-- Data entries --
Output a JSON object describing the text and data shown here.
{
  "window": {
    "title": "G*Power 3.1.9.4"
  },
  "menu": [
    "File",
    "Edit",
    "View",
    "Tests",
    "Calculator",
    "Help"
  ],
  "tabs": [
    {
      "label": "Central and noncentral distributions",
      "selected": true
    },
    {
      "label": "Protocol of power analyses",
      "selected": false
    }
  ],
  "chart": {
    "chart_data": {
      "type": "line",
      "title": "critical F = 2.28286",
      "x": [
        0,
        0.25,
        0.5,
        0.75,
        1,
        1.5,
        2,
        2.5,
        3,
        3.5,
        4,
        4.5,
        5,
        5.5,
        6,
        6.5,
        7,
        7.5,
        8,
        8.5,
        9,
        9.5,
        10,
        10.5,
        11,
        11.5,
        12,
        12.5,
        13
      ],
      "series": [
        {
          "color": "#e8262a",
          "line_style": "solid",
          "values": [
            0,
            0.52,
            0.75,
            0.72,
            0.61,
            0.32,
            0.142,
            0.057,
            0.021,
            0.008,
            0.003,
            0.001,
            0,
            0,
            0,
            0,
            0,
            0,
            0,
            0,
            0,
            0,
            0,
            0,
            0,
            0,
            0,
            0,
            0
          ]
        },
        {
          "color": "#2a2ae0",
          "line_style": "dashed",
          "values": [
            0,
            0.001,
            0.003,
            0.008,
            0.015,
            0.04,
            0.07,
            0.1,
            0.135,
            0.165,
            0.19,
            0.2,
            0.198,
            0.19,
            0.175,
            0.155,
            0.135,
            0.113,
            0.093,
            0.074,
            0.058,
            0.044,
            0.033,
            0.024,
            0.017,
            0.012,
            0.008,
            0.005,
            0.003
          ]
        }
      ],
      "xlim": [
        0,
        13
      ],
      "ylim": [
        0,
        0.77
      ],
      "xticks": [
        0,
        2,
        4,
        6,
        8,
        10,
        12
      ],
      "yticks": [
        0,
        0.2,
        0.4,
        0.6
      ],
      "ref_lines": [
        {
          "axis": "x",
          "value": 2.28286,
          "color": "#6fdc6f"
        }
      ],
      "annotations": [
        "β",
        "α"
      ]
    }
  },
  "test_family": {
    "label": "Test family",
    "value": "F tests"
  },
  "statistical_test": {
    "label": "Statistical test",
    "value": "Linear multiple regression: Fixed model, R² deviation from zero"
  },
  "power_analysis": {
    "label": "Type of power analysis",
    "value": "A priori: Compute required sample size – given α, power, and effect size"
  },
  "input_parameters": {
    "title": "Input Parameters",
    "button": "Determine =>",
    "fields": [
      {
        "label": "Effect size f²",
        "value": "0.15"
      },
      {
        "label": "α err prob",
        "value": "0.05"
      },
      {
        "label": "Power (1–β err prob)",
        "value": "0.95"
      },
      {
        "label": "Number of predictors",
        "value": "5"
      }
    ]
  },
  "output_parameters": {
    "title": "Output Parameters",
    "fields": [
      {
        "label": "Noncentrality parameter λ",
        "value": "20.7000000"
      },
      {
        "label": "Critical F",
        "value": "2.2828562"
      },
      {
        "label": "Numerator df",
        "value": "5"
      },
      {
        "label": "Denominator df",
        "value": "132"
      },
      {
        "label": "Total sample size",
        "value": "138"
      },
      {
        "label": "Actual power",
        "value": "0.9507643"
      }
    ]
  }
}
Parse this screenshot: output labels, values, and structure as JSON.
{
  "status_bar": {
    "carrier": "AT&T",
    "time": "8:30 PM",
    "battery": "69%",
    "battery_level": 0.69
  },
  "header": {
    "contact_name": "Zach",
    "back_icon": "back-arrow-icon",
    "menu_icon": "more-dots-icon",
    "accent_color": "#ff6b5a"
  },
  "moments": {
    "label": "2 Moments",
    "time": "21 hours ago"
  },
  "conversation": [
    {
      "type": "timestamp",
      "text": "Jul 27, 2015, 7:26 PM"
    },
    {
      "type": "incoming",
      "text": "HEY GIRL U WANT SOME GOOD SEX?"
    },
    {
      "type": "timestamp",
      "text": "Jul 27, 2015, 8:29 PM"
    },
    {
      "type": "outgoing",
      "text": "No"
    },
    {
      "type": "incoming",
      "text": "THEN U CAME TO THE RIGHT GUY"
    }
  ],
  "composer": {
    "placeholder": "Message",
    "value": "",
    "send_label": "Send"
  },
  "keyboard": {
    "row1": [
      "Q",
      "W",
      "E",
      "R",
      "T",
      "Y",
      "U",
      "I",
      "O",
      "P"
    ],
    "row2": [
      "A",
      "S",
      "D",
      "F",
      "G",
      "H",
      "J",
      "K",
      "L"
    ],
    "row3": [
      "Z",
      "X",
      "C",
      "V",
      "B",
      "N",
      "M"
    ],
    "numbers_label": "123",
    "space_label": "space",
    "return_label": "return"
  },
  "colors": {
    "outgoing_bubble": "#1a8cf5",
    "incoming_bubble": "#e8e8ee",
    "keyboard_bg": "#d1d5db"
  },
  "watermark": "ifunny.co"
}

-- Job --
Print out every record again, exactly and in full.

-- Answer to this task --
Output a JSON object describing the text and data shown here.
{
  "window": {
    "title": "G*Power 3.1.9.4"
  },
  "menu": [
    "File",
    "Edit",
    "View",
    "Tests",
    "Calculator",
    "Help"
  ],
  "tabs": [
    {
      "label": "Central and noncentral distributions",
      "selected": true
    },
    {
      "label": "Protocol of power analyses",
      "selected": false
    }
  ],
  "chart": {
    "chart_data": {
      "type": "line",
      "title": "critical F = 2.28286",
      "x": [
        0,
        0.25,
        0.5,
        0.75,
        1,
        1.5,
        2,
        2.5,
        3,
        3.5,
        4,
        4.5,
        5,
        5.5,
        6,
        6.5,
        7,
        7.5,
        8,
        8.5,
        9,
        9.5,
        10,
        10.5,
        11,
        11.5,
        12,
        12.5,
        13
      ],
      "series": [
        {
          "color": "#e8262a",
          "line_style": "solid",
          "values": [
            0,
            0.52,
            0.75,
            0.72,
            0.61,
            0.32,
            0.142,
            0.057,
            0.021,
            0.008,
            0.003,
            0.001,
            0,
            0,
            0,
            0,
            0,
            0,
            0,
            0,
            0,
            0,
            0,
            0,
            0,
            0,
            0,
            0,
            0
          ]
        },
        {
          "color": "#2a2ae0",
          "line_style": "dashed",
          "values": [
            0,
            0.001,
            0.003,
            0.008,
            0.015,
            0.04,
            0.07,
            0.1,
            0.135,
            0.165,
            0.19,
            0.2,
            0.198,
            0.19,
            0.175,
            0.155,
            0.135,
            0.113,
            0.093,
            0.074,
            0.058,
            0.044,
            0.033,
            0.024,
            0.017,
            0.012,
            0.008,
            0.005,
            0.003
          ]
        }
      ],
      "xlim": [
        0,
        13
      ],
      "ylim": [
        0,
        0.77
      ],
      "xticks": [
        0,
        2,
        4,
        6,
        8,
        10,
        12
      ],
      "yticks": [
        0,
        0.2,
        0.4,
        0.6
      ],
      "ref_lines": [
        {
          "axis": "x",
          "value": 2.28286,
          "color": "#6fdc6f"
        }
      ],
      "annotations": [
        "β",
        "α"
      ]
    }
  },
  "test_family": {
    "label": "Test family",
    "value": "F tests"
  },
  "statistical_test": {
    "label": "Statistical test",
    "value": "Linear multiple regression: Fixed model, R² deviation from zero"
  },
  "power_analysis": {
    "label": "Type of power analysis",
    "value": "A priori: Compute required sample size – given α, power, and effect size"
  },
  "input_parameters": {
    "title": "Input Parameters",
    "button": "Determine =>",
    "fields": [
      {
        "label": "Effect size f²",
        "value": "0.15"
      },
      {
        "label": "α err prob",
        "value": "0.05"
      },
      {
        "label": "Power (1–β err prob)",
        "value": "0.95"
      },
      {
        "label": "Number of predictors",
        "value": "5"
      }
    ]
  },
  "output_parameters": {
    "title": "Output Parameters",
    "fields": [
      {
        "label": "Noncentrality parameter λ",
        "value": "20.7000000"
      },
      {
        "label": "Critical F",
        "value": "2.2828562"
      },
      {
        "label": "Numerator df",
        "value": "5"
      },
      {
        "label": "Denominator df",
        "value": "132"
      },
      {
        "label": "Total sample size",
        "value": "138"
      },
      {
        "label": "Actual power",
        "value": "0.9507643"
      }
    ]
  }
}
Parse this screenshot: output labels, values, and structure as JSON.
{
  "status_bar": {
    "carrier": "AT&T",
    "time": "8:30 PM",
    "battery": "69%",
    "battery_level": 0.69
  },
  "header": {
    "contact_name": "Zach",
    "back_icon": "back-arrow-icon",
    "menu_icon": "more-dots-icon",
    "accent_color": "#ff6b5a"
  },
  "moments": {
    "label": "2 Moments",
    "time": "21 hours ago"
  },
  "conversation": [
    {
      "type": "timestamp",
      "text": "Jul 27, 2015, 7:26 PM"
    },
    {
      "type": "incoming",
      "text": "HEY GIRL U WANT SOME GOOD SEX?"
    },
    {
      "type": "timestamp",
      "text": "Jul 27, 2015, 8:29 PM"
    },
    {
      "type": "outgoing",
      "text": "No"
    },
    {
      "type": "incoming",
      "text": "THEN U CAME TO THE RIGHT GUY"
    }
  ],
  "composer": {
    "placeholder": "Message",
    "value": "",
    "send_label": "Send"
  },
  "keyboard": {
    "row1": [
      "Q",
      "W",
      "E",
      "R",
      "T",
      "Y",
      "U",
      "I",
      "O",
      "P"
    ],
    "row2": [
      "A",
      "S",
      "D",
      "F",
      "G",
      "H",
      "J",
      "K",
      "L"
    ],
    "row3": [
      "Z",
      "X",
      "C",
      "V",
      "B",
      "N",
      "M"
    ],
    "numbers_label": "123",
    "space_label": "space",
    "return_label": "return"
  },
  "colors": {
    "outgoing_bubble": "#1a8cf5",
    "incoming_bubble": "#e8e8ee",
    "keyboard_bg": "#d1d5db"
  },
  "watermark": "ifunny.co"
}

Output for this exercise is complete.